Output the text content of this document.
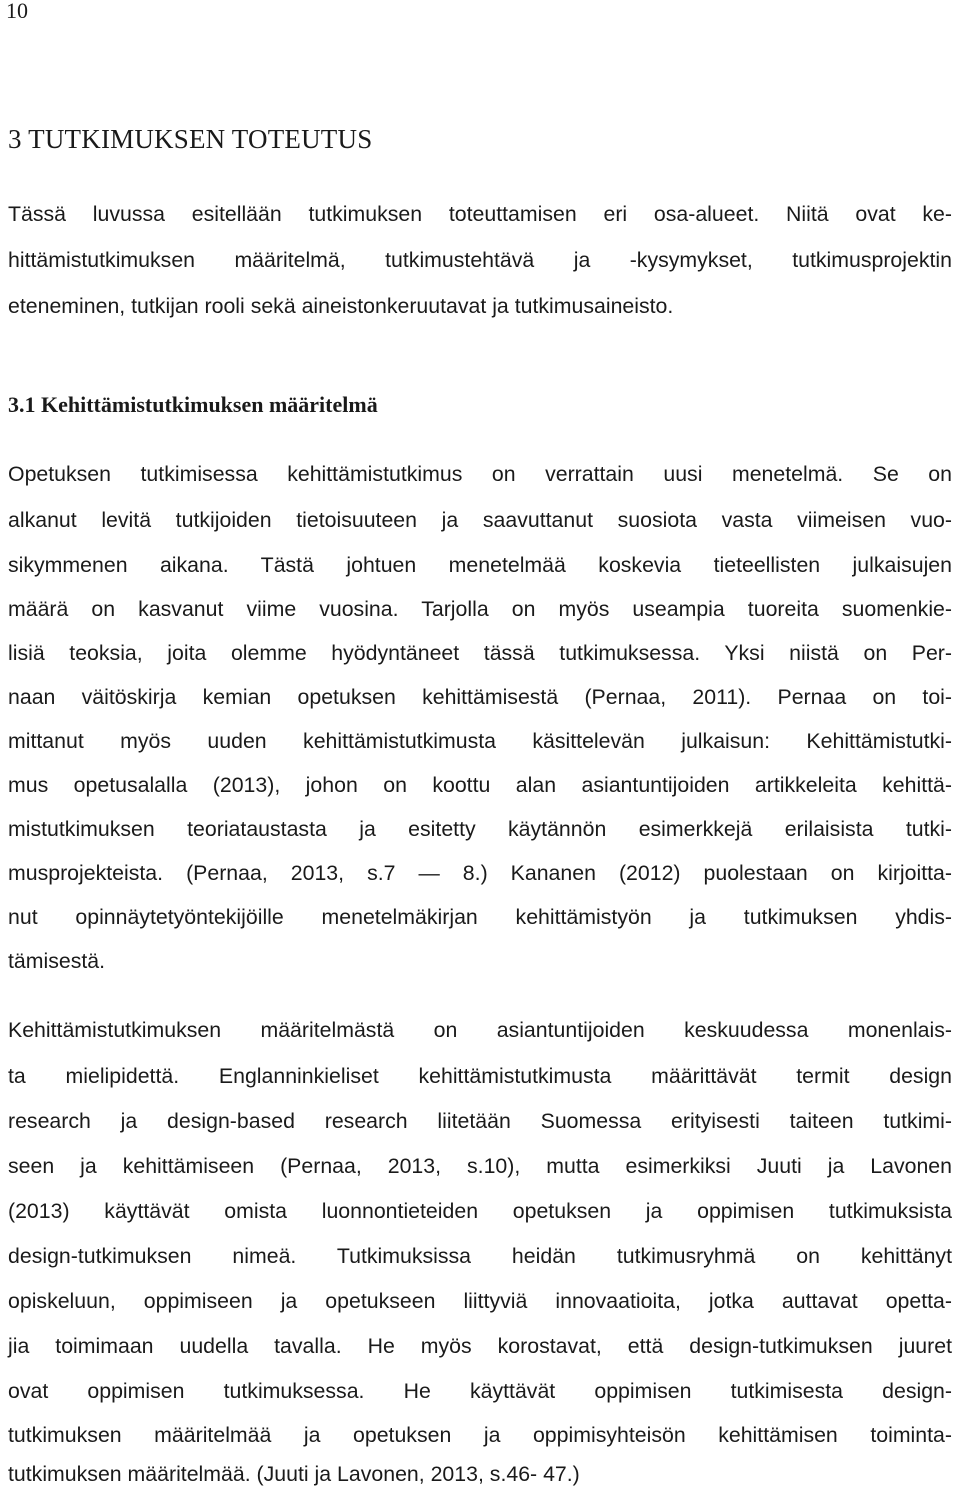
10
3 TUTKIMUKSEN TOTEUTUS
Tässä luvussa esitellään tutkimuksen toteuttamisen eri osa-alueet. Niitä ovat ke-
hittämistutkimuksen määritelmä, tutkimustehtävä ja -kysymykset, tutkimusprojektin
eteneminen, tutkijan rooli sekä aineistonkeruutavat ja tutkimusaineisto.
3.1 Kehittämistutkimuksen määritelmä
Opetuksen tutkimisessa kehittämistutkimus on verrattain uusi menetelmä. Se on
alkanut levitä tutkijoiden tietoisuuteen ja saavuttanut suosiota vasta viimeisen vuo-
sikymmenen aikana. Tästä johtuen menetelmää koskevia tieteellisten julkaisujen
määrä on kasvanut viime vuosina. Tarjolla on myös useampia tuoreita suomenkie-
lisiä teoksia, joita olemme hyödyntäneet tässä tutkimuksessa. Yksi niistä on Per-
naan väitöskirja kemian opetuksen kehittämisestä (Pernaa, 2011). Pernaa on toi-
mittanut myös uuden kehittämistutkimusta käsittelevän julkaisun: Kehittämistutki-
mus opetusalalla (2013), johon on koottu alan asiantuntijoiden artikkeleita kehittä-
mistutkimuksen teoriataustasta ja esitetty käytännön esimerkkejä erilaisista tutki-
musprojekteista. (Pernaa, 2013, s.7 — 8.) Kananen (2012) puolestaan on kirjoitta-
nut opinnäytetyöntekijöille menetelmäkirjan kehittämistyön ja tutkimuksen yhdis-
tämisestä.
Kehittämistutkimuksen määritelmästä on asiantuntijoiden keskuudessa monenlais-
ta mielipidettä. Englanninkieliset kehittämistutkimusta määrittävät termit design
research ja design-based research liitetään Suomessa erityisesti taiteen tutkimi-
seen ja kehittämiseen (Pernaa, 2013, s.10), mutta esimerkiksi Juuti ja Lavonen
(2013) käyttävät omista luonnontieteiden opetuksen ja oppimisen tutkimuksista
design-tutkimuksen nimeä. Tutkimuksissa heidän tutkimusryhmä on kehittänyt
opiskeluun, oppimiseen ja opetukseen liittyviä innovaatioita, jotka auttavat opetta-
jia toimimaan uudella tavalla. He myös korostavat, että design-tutkimuksen juuret
ovat oppimisen tutkimuksessa. He käyttävät oppimisen tutkimisesta design-
tutkimuksen määritelmää ja opetuksen ja oppimisyhteisön kehittämisen toiminta-
tutkimuksen määritelmää. (Juuti ja Lavonen, 2013, s.46- 47.)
--------------------------------------------------
Using the records above, pull out each line where the word "ovat" occurs.

§ RESPONSE FOR THIS EXERCISE:
Tässä luvussa esitellään tutkimuksen toteuttamisen eri osa-alueet. Niitä ovat ke-
ovat oppimisen tutkimuksessa. He käyttävät oppimisen tutkimisesta design-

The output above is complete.